**Task prompt**
For the material that follows, list every line containing the word "ylabel".

####

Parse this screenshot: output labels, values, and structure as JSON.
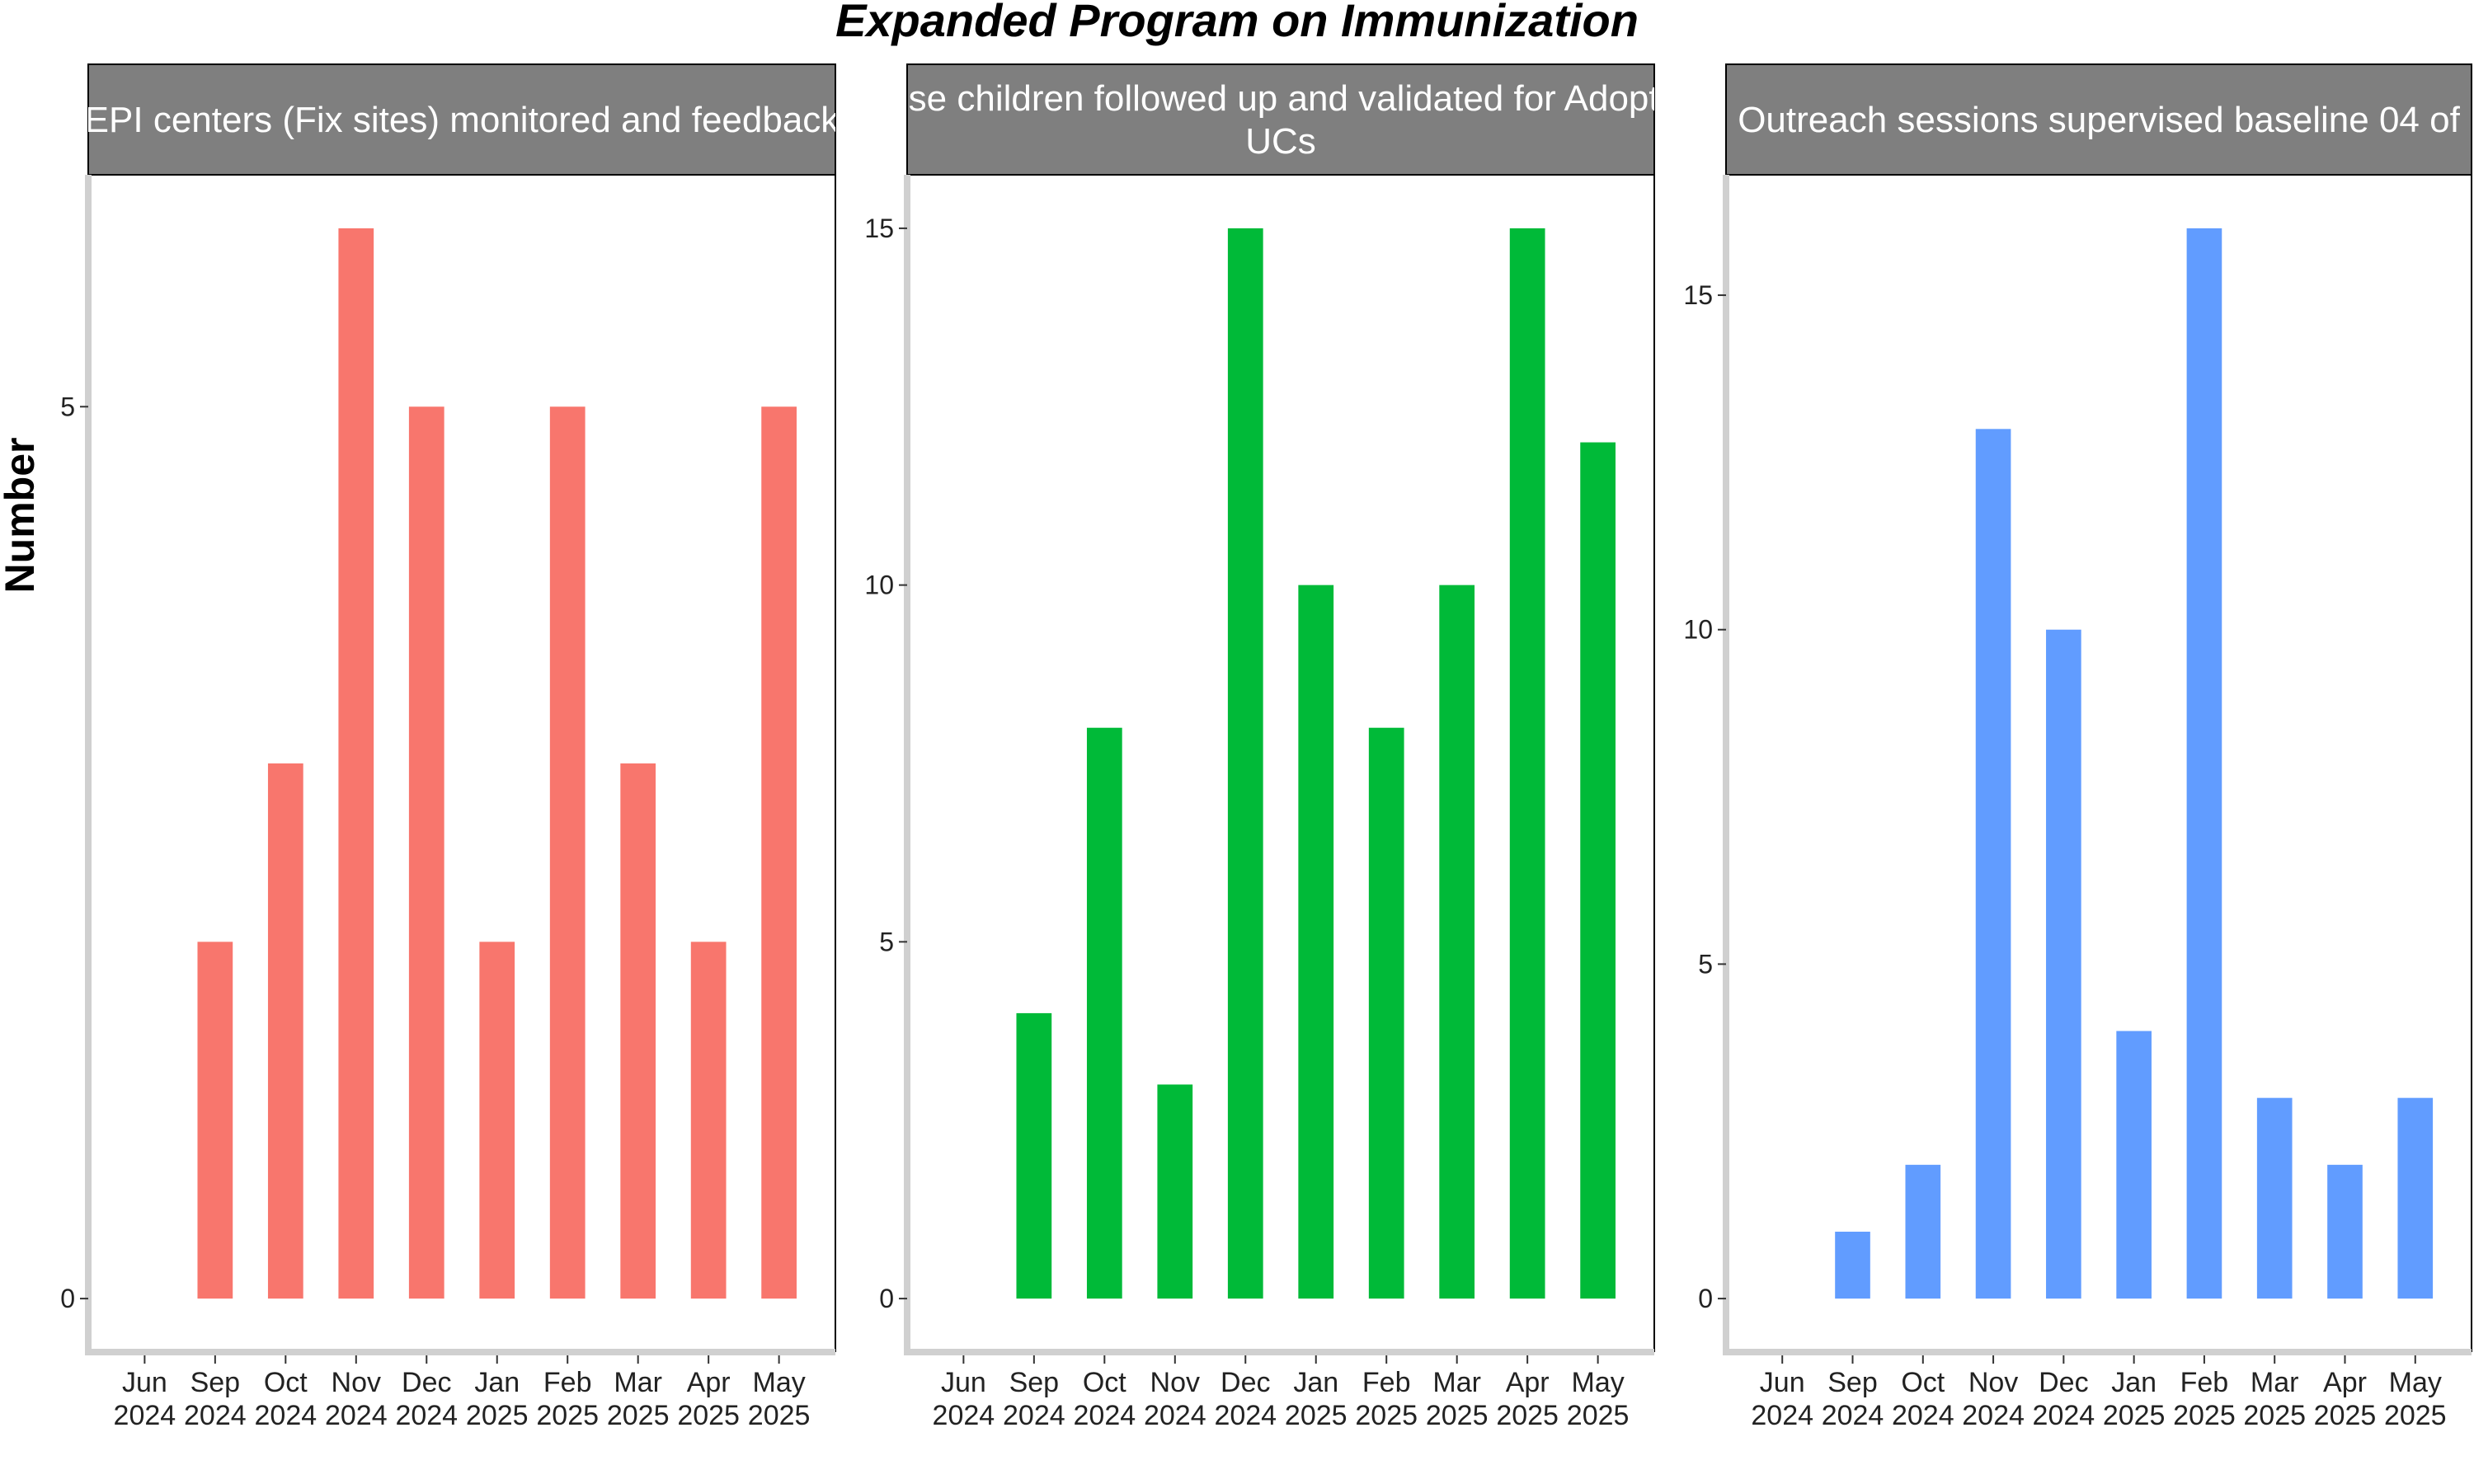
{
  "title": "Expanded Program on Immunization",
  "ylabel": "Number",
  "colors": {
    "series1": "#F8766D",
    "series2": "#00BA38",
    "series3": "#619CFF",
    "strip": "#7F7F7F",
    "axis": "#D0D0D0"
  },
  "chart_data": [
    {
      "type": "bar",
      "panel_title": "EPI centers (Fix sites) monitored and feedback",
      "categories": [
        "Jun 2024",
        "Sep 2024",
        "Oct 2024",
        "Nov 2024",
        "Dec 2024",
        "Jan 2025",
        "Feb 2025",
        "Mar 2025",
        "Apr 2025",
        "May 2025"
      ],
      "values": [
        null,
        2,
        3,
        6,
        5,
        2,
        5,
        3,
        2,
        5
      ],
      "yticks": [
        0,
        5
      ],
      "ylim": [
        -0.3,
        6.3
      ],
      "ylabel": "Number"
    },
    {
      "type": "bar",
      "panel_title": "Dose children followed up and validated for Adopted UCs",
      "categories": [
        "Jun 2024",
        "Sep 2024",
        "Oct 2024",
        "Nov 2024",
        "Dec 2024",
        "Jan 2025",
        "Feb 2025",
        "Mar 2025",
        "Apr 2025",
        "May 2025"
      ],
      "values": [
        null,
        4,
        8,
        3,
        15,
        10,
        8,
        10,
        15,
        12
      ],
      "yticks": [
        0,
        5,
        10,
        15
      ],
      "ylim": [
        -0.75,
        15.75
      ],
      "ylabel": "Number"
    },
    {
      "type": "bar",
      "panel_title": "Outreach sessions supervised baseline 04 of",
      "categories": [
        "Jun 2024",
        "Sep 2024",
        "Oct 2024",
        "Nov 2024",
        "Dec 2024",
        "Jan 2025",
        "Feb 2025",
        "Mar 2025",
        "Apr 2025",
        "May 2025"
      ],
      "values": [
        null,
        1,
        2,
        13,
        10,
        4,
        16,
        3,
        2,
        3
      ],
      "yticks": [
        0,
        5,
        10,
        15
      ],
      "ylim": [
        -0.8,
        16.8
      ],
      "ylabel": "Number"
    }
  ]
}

####

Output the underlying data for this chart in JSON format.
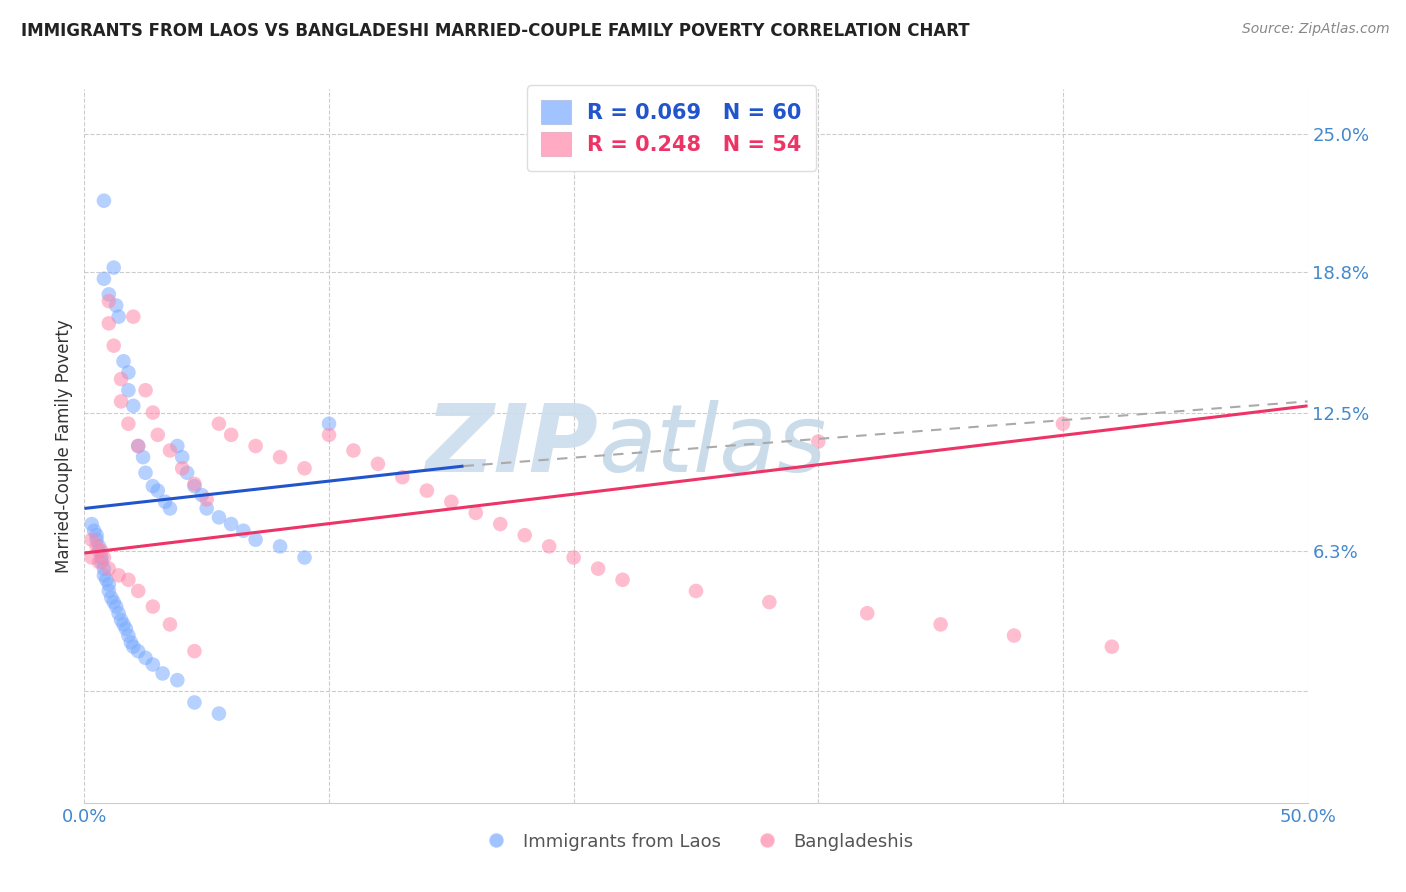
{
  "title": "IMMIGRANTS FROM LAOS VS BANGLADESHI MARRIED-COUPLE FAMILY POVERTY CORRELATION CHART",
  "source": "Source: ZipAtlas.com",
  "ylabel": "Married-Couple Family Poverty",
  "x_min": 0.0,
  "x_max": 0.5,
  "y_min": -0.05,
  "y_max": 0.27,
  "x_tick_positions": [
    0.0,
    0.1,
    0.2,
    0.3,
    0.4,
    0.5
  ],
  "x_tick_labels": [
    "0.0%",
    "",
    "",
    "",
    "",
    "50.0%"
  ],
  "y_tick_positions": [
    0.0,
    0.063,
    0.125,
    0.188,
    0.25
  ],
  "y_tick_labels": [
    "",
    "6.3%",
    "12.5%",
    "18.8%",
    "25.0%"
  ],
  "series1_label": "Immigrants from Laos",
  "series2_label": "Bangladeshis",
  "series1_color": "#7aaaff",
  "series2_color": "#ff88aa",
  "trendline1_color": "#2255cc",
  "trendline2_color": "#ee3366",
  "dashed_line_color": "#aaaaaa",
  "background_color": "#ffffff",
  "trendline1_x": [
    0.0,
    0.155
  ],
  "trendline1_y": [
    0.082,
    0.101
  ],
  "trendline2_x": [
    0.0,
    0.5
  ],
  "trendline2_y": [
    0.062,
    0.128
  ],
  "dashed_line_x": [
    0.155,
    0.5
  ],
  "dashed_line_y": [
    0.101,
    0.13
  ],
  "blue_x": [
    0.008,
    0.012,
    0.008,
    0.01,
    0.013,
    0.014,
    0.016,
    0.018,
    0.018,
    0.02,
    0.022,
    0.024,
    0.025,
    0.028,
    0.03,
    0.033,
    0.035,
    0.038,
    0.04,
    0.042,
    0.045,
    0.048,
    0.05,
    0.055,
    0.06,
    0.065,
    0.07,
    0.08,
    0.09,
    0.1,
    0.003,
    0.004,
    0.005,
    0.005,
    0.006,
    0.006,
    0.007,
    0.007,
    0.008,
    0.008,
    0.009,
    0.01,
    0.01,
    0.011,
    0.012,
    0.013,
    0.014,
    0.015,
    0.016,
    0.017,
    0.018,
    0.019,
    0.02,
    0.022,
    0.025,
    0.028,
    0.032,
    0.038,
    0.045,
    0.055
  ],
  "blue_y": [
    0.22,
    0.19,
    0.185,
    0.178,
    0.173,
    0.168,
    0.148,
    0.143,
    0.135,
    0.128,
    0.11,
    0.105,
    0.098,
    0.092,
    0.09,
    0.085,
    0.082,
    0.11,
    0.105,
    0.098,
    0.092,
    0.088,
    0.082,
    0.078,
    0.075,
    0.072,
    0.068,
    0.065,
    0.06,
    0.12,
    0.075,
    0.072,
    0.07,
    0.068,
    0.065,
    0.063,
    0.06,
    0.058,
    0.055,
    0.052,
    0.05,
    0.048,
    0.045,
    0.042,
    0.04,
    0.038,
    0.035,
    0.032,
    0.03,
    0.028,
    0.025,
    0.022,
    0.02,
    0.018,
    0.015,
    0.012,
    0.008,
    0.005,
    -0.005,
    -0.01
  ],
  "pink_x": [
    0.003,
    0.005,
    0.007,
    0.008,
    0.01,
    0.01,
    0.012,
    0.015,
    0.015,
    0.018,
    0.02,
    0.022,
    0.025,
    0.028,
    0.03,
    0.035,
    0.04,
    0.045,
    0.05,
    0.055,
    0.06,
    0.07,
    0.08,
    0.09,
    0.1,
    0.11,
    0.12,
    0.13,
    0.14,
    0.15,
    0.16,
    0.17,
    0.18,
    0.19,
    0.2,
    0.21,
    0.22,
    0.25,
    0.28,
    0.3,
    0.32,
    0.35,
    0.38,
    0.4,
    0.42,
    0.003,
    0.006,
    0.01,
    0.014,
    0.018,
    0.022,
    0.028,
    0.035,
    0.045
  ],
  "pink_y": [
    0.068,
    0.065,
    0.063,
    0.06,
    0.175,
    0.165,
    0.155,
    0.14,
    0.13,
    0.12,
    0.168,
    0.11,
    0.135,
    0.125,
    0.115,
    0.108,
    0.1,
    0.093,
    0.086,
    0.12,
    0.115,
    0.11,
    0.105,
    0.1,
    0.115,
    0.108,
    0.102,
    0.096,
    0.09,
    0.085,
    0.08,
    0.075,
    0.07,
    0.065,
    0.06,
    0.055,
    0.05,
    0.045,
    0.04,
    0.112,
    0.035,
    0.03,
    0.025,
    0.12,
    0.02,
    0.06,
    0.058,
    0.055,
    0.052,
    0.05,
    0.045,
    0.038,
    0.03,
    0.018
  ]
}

####

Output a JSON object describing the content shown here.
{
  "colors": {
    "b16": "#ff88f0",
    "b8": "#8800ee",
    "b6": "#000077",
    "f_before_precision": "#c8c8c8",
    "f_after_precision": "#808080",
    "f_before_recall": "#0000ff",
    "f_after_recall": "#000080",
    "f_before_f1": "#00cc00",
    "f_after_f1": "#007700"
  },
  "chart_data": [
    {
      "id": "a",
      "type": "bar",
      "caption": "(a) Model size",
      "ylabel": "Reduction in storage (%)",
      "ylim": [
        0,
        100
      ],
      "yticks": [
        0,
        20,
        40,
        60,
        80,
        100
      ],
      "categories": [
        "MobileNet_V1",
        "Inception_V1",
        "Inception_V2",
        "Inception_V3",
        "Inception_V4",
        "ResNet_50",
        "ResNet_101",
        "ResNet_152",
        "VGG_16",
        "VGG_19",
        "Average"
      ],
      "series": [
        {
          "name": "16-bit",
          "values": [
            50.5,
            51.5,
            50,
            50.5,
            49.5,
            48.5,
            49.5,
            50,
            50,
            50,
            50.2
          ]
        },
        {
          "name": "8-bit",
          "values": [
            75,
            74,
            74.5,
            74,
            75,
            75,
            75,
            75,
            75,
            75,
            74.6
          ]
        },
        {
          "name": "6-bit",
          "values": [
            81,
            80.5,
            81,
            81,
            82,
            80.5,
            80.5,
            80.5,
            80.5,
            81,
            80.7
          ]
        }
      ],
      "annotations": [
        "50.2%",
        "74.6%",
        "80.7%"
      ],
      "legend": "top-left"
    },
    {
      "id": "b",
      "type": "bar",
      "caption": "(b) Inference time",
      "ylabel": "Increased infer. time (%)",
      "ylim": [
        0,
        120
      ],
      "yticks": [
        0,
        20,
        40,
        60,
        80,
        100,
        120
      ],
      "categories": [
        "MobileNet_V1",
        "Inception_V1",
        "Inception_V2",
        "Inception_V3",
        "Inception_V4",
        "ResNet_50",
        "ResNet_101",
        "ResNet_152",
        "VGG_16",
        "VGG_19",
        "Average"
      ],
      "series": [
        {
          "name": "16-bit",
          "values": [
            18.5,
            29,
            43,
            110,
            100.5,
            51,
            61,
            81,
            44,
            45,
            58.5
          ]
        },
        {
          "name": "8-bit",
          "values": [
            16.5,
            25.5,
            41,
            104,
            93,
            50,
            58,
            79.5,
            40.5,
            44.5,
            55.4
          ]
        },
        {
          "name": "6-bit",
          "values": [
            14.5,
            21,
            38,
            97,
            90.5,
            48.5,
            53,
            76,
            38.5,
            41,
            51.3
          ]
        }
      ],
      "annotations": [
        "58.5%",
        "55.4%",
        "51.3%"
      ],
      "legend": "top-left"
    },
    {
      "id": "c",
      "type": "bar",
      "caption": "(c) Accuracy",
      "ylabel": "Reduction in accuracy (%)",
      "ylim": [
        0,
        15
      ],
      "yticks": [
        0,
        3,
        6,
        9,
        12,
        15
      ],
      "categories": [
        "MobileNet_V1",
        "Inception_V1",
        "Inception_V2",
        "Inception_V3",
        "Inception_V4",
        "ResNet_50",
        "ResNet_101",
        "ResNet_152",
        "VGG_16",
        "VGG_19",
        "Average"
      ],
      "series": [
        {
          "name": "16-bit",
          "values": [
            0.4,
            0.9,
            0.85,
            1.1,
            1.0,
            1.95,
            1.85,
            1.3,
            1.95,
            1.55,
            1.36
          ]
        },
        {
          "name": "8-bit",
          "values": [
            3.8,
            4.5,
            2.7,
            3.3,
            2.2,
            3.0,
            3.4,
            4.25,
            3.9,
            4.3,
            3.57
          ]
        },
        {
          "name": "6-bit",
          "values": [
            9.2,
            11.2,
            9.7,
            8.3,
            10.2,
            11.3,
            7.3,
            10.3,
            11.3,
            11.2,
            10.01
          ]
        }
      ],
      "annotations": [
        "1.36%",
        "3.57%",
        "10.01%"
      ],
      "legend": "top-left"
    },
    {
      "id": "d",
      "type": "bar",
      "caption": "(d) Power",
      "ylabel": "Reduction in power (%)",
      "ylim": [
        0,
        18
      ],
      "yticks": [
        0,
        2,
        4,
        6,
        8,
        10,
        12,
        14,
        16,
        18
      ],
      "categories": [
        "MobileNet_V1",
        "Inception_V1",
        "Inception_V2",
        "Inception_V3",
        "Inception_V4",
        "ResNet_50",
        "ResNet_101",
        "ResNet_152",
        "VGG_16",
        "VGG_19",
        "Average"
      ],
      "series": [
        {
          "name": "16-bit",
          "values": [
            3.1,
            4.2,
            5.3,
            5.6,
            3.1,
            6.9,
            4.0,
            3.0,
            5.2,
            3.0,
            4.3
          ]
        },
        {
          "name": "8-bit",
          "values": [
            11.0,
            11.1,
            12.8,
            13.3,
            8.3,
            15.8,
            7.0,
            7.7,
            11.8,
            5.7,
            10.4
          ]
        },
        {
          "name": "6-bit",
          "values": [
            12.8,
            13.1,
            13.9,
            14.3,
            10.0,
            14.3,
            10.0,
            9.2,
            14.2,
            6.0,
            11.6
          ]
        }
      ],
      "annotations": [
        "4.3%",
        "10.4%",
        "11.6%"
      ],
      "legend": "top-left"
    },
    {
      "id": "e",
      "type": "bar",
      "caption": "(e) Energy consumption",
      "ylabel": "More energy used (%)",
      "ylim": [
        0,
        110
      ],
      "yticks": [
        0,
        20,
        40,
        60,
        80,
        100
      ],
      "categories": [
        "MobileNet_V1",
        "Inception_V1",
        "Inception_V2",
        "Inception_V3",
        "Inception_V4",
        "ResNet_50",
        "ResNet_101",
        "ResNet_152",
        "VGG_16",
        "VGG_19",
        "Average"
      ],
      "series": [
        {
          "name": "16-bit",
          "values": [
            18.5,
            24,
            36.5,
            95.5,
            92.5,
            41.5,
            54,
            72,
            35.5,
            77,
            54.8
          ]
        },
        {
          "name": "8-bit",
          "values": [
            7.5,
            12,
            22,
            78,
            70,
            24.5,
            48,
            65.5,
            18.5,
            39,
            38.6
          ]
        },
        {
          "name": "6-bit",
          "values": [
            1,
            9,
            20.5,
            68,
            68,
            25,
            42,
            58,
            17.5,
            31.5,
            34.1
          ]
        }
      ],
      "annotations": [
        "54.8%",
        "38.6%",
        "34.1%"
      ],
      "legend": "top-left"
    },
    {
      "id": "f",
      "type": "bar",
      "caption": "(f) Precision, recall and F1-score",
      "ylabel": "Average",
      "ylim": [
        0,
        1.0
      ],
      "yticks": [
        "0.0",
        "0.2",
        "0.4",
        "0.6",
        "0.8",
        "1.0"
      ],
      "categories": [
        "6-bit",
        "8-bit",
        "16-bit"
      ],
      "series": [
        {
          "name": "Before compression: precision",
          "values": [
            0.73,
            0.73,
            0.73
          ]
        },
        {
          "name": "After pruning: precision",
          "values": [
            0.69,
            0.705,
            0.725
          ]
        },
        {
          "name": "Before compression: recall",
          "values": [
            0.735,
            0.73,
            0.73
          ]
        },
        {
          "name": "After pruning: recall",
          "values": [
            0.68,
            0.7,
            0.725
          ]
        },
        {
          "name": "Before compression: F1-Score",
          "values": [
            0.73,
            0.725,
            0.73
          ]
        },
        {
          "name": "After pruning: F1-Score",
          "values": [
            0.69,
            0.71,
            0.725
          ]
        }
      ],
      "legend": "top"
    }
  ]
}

####

**Worked answer**
  "ylabel": "Number",
      "ylabel": "Number"
      "ylabel": "Number"
      "ylabel": "Number"
  "ylabel": "Married-Couple Family Poverty",
      "ylabel": "Reduction in storage (%)",
      "ylabel": "Increased infer. time (%)",
      "ylabel": "Reduction in accuracy (%)",
      "ylabel": "Reduction in power (%)",
      "ylabel": "More energy used (%)",
      "ylabel": "Average",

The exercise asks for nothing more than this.